Written task => Reproduce the entries exactly.

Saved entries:
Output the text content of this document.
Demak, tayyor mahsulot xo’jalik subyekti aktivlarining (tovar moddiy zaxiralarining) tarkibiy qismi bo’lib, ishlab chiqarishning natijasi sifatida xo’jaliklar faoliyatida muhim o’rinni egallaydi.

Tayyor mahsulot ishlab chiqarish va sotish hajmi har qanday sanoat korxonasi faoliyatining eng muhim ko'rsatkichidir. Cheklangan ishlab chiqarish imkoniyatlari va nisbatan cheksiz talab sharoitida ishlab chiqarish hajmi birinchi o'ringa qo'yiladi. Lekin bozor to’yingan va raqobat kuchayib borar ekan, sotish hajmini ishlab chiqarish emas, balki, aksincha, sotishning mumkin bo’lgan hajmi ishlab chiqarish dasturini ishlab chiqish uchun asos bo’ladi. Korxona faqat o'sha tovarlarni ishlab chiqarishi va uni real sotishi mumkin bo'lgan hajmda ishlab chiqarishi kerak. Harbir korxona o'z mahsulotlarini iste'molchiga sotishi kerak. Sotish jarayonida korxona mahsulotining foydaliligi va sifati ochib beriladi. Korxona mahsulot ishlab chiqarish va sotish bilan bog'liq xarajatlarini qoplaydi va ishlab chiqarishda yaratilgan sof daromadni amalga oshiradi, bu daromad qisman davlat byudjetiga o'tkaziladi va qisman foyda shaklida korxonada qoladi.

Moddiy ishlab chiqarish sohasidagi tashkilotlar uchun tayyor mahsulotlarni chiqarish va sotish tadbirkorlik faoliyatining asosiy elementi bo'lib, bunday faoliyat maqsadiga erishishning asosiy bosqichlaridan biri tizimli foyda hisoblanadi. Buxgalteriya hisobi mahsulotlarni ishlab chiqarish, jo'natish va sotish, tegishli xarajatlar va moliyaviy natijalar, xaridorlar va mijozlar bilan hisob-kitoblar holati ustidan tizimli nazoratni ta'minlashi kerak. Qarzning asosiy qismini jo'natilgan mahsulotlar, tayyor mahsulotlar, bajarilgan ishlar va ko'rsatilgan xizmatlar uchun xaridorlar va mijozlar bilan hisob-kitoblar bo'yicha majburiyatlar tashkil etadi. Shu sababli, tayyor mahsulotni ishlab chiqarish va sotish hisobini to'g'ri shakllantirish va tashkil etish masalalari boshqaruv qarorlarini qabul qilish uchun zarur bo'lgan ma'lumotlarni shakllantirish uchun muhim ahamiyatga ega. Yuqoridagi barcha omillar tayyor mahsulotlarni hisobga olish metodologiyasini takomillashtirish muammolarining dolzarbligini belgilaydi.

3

Expected output =>
Output the text content of this document.
Demak, tayyor mahsulot xo’jalik subyekti aktivlarining (tovar moddiy zaxiralarining) tarkibiy qismi bo’lib, ishlab chiqarishning natijasi sifatida xo’jaliklar faoliyatida muhim o’rinni egallaydi.

Tayyor mahsulot ishlab chiqarish va sotish hajmi har qanday sanoat korxonasi faoliyatining eng muhim ko'rsatkichidir. Cheklangan ishlab chiqarish imkoniyatlari va nisbatan cheksiz talab sharoitida ishlab chiqarish hajmi birinchi o'ringa qo'yiladi. Lekin bozor to’yingan va raqobat kuchayib borar ekan, sotish hajmini ishlab chiqarish emas, balki, aksincha, sotishning mumkin bo’lgan hajmi ishlab chiqarish dasturini ishlab chiqish uchun asos bo’ladi. Korxona faqat o'sha tovarlarni ishlab chiqarishi va uni real sotishi mumkin bo'lgan hajmda ishlab chiqarishi kerak. Harbir korxona o'z mahsulotlarini iste'molchiga sotishi kerak. Sotish jarayonida korxona mahsulotining foydaliligi va sifati ochib beriladi. Korxona mahsulot ishlab chiqarish va sotish bilan bog'liq xarajatlarini qoplaydi va ishlab chiqarishda yaratilgan sof daromadni amalga oshiradi, bu daromad qisman davlat byudjetiga o'tkaziladi va qisman foyda shaklida korxonada qoladi.

Moddiy ishlab chiqarish sohasidagi tashkilotlar uchun tayyor mahsulotlarni chiqarish va sotish tadbirkorlik faoliyatining asosiy elementi bo'lib, bunday faoliyat maqsadiga erishishning asosiy bosqichlaridan biri tizimli foyda hisoblanadi. Buxgalteriya hisobi mahsulotlarni ishlab chiqarish, jo'natish va sotish, tegishli xarajatlar va moliyaviy natijalar, xaridorlar va mijozlar bilan hisob-kitoblar holati ustidan tizimli nazoratni ta'minlashi kerak. Qarzning asosiy qismini jo'natilgan mahsulotlar, tayyor mahsulotlar, bajarilgan ishlar va ko'rsatilgan xizmatlar uchun xaridorlar va mijozlar bilan hisob-kitoblar bo'yicha majburiyatlar tashkil etadi. Shu sababli, tayyor mahsulotni ishlab chiqarish va sotish hisobini to'g'ri shakllantirish va tashkil etish masalalari boshqaruv qarorlarini qabul qilish uchun zarur bo'lgan ma'lumotlarni shakllantirish uchun muhim ahamiyatga ega. Yuqoridagi barcha omillar tayyor mahsulotlarni hisobga olish metodologiyasini takomillashtirish muammolarining dolzarbligini belgilaydi.

3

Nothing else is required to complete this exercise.